===== RECORDS SHOWN =====
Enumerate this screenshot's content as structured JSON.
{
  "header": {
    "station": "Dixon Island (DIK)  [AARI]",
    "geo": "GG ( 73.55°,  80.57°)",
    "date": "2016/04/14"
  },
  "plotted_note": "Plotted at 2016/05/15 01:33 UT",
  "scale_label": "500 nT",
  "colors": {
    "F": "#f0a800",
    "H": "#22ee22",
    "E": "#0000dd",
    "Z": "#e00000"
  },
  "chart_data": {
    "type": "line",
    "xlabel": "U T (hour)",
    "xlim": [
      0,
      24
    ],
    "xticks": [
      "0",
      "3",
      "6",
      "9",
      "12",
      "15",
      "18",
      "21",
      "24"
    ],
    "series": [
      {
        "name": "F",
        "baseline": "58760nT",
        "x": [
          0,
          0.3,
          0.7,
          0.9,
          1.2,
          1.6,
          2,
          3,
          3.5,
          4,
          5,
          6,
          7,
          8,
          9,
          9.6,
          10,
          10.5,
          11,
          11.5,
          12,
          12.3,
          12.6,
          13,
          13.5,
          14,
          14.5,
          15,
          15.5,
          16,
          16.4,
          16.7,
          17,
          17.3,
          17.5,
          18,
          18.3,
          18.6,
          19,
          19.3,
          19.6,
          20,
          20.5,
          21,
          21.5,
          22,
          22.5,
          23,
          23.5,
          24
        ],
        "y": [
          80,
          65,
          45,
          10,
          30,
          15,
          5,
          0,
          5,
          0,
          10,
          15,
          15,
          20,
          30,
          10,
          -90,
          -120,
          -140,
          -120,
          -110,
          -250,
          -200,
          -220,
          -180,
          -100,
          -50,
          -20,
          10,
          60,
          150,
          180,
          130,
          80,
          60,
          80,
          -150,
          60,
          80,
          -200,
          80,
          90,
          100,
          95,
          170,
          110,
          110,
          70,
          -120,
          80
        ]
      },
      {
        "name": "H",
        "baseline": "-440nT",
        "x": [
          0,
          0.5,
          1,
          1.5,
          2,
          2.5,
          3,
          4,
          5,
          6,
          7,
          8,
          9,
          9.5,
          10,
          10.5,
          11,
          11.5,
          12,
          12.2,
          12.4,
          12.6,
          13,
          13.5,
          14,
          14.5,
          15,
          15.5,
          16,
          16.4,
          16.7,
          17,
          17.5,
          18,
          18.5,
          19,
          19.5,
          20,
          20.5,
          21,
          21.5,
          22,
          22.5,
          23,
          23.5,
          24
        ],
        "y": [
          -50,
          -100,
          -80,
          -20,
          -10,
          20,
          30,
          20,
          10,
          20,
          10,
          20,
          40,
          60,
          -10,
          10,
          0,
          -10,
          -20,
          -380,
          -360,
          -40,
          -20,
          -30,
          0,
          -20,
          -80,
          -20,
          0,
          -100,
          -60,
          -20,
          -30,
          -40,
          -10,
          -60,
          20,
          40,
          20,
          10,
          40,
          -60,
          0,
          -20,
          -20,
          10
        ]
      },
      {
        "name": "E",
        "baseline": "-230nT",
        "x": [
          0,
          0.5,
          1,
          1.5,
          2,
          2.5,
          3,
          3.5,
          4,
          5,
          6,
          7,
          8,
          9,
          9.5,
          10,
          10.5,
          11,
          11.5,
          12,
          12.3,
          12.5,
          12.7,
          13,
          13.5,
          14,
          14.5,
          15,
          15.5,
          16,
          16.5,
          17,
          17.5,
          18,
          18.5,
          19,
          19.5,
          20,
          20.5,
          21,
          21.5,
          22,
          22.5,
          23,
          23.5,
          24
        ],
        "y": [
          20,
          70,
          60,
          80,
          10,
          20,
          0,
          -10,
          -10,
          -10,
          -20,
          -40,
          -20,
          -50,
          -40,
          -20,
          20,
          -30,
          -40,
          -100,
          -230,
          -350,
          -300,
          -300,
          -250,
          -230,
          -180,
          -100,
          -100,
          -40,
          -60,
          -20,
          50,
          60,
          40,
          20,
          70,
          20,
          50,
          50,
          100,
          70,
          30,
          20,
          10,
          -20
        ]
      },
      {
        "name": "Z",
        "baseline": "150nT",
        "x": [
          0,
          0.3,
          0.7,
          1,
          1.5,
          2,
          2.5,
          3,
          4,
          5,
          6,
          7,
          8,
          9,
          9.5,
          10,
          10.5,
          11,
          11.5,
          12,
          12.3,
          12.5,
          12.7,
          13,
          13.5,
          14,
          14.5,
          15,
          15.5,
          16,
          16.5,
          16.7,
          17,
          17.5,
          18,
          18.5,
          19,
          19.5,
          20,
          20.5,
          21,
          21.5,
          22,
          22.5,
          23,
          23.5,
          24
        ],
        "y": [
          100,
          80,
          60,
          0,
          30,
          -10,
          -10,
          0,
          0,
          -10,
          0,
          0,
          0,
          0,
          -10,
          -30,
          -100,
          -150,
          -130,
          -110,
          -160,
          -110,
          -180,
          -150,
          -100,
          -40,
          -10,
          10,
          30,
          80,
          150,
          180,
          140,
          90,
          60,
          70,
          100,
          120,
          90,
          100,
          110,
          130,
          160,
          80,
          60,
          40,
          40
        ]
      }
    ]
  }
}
=====
### EXERCISE DESCRIPTION
Say how many lines in this listing hold the string "baseline", giving the count and nothing more.

### OUTPUT FOR THIS EXERCISE
4